(Records from a dataset)
....

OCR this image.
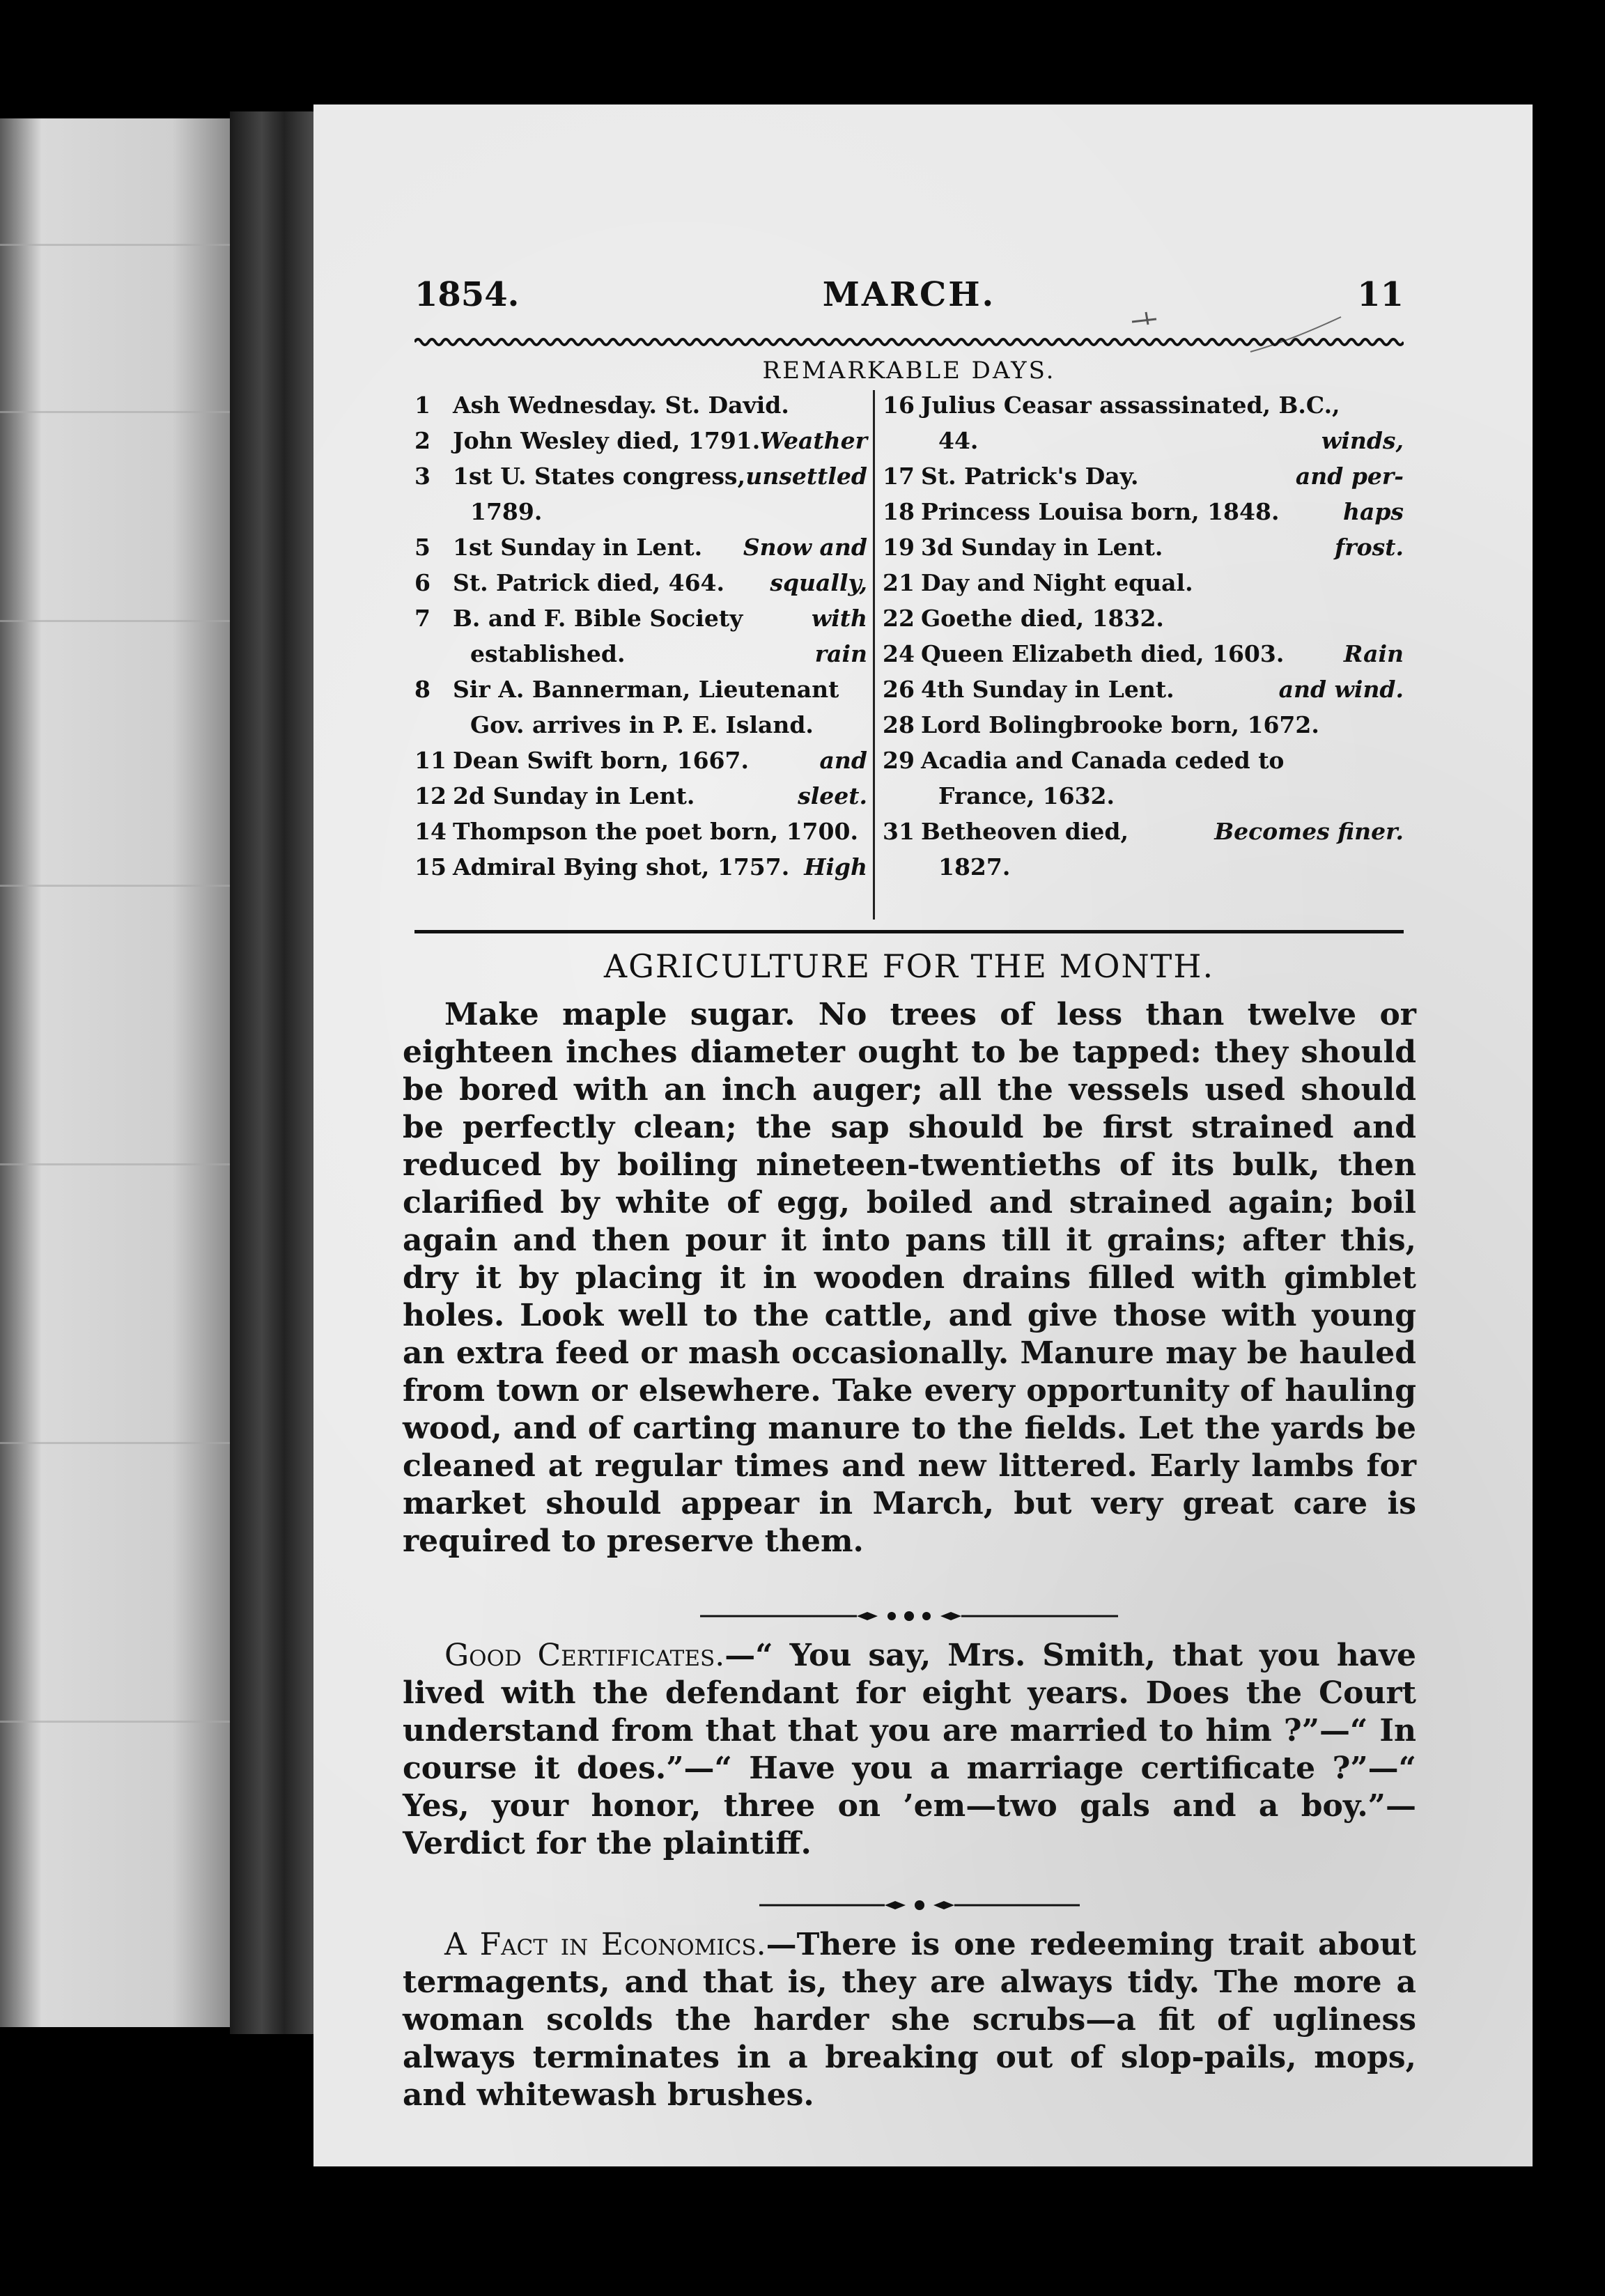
1854.	MARCH.	11
REMARKABLE DAYS.
1 Ash Wednesday. St. David.
2 John Wesley died, 1791. Weather
3 1st U. States congress, unsettled
1789.
5 1st Sunday in Lent. Snow and
6 St. Patrick died, 464. squally,
7 B. and F. Bible Society	with
established.	rain
8 Sir A. Bannerman, Lieutenant
Gov. arrives in P. E. Island.
11 Dean Swift born, 1667.	and
12 2d Sunday in Lent.	sleet.
14 Thompson the poet born, 1700.
15 Admiral Bying shot, 1757. High
16 Julius Ceasar assassinated, B.C.,
44.	winds,
17 St. Patrick's Day.	and per-
18 Princess Louisa born, 1848.	haps
19 3d Sunday in Lent.	frost.
21 Day and Night equal.
22 Goethe died, 1832.
24 Queen Elizabeth died, 1603.	Rain
26 4th Sunday in Lent.	and wind.
28 Lord Bolingbrooke born, 1672.
29 Acadia and Canada ceded to
France, 1632.
31 Betheoven died,	Becomes finer.
1827.
AGRICULTURE FOR THE MONTH.
Make maple sugar. No trees of less than twelve or eighteen inches diameter ought to be tapped: they should be bored with an inch auger; all the vessels used should be perfectly clean; the sap should be first strained and reduced by boiling nineteen-twentieths of its bulk, then clarified by white of egg, boiled and strained again; boil again and then pour it into pans till it grains; after this, dry it by placing it in wooden drains filled with gimblet holes. Look well to the cattle, and give those with young an extra feed or mash occasionally. Manure may be hauled from town or elsewhere. Take every opportunity of hauling wood, and of carting manure to the fields. Let the yards be cleaned at regular times and new littered. Early lambs for market should appear in March, but very great care is required to preserve them.
Good Certificates.—“ You say, Mrs. Smith, that you have lived with the defendant for eight years. Does the Court understand from that that you are married to him ?”—“ In course it does.”—“ Have you a marriage certificate ?”—“ Yes, your honor, three on ’em—two gals and a boy.”—Verdict for the plaintiff.
A Fact in Economics.—There is one redeeming trait about termagents, and that is, they are always tidy. The more a woman scolds the harder she scrubs—a fit of ugliness always terminates in a breaking out of slop-pails, mops, and whitewash brushes.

....

* Problem to work on *
Copy each line of the records precisely and drop any images they hold.

* Answer *
OCR this image.
1854.	MARCH.	11
REMARKABLE DAYS.
1 Ash Wednesday. St. David.
2 John Wesley died, 1791. Weather
3 1st U. States congress, unsettled
1789.
5 1st Sunday in Lent. Snow and
6 St. Patrick died, 464. squally,
7 B. and F. Bible Society	with
established.	rain
8 Sir A. Bannerman, Lieutenant
Gov. arrives in P. E. Island.
11 Dean Swift born, 1667.	and
12 2d Sunday in Lent.	sleet.
14 Thompson the poet born, 1700.
15 Admiral Bying shot, 1757. High
16 Julius Ceasar assassinated, B.C.,
44.	winds,
17 St. Patrick's Day.	and per-
18 Princess Louisa born, 1848.	haps
19 3d Sunday in Lent.	frost.
21 Day and Night equal.
22 Goethe died, 1832.
24 Queen Elizabeth died, 1603.	Rain
26 4th Sunday in Lent.	and wind.
28 Lord Bolingbrooke born, 1672.
29 Acadia and Canada ceded to
France, 1632.
31 Betheoven died,	Becomes finer.
1827.
AGRICULTURE FOR THE MONTH.
Make maple sugar. No trees of less than twelve or eighteen inches diameter ought to be tapped: they should be bored with an inch auger; all the vessels used should be perfectly clean; the sap should be first strained and reduced by boiling nineteen-twentieths of its bulk, then clarified by white of egg, boiled and strained again; boil again and then pour it into pans till it grains; after this, dry it by placing it in wooden drains filled with gimblet holes. Look well to the cattle, and give those with young an extra feed or mash occasionally. Manure may be hauled from town or elsewhere. Take every opportunity of hauling wood, and of carting manure to the fields. Let the yards be cleaned at regular times and new littered. Early lambs for market should appear in March, but very great care is required to preserve them.
Good Certificates.—“ You say, Mrs. Smith, that you have lived with the defendant for eight years. Does the Court understand from that that you are married to him ?”—“ In course it does.”—“ Have you a marriage certificate ?”—“ Yes, your honor, three on ’em—two gals and a boy.”—Verdict for the plaintiff.
A Fact in Economics.—There is one redeeming trait about termagents, and that is, they are always tidy. The more a woman scolds the harder she scrubs—a fit of ugliness always terminates in a breaking out of slop-pails, mops, and whitewash brushes.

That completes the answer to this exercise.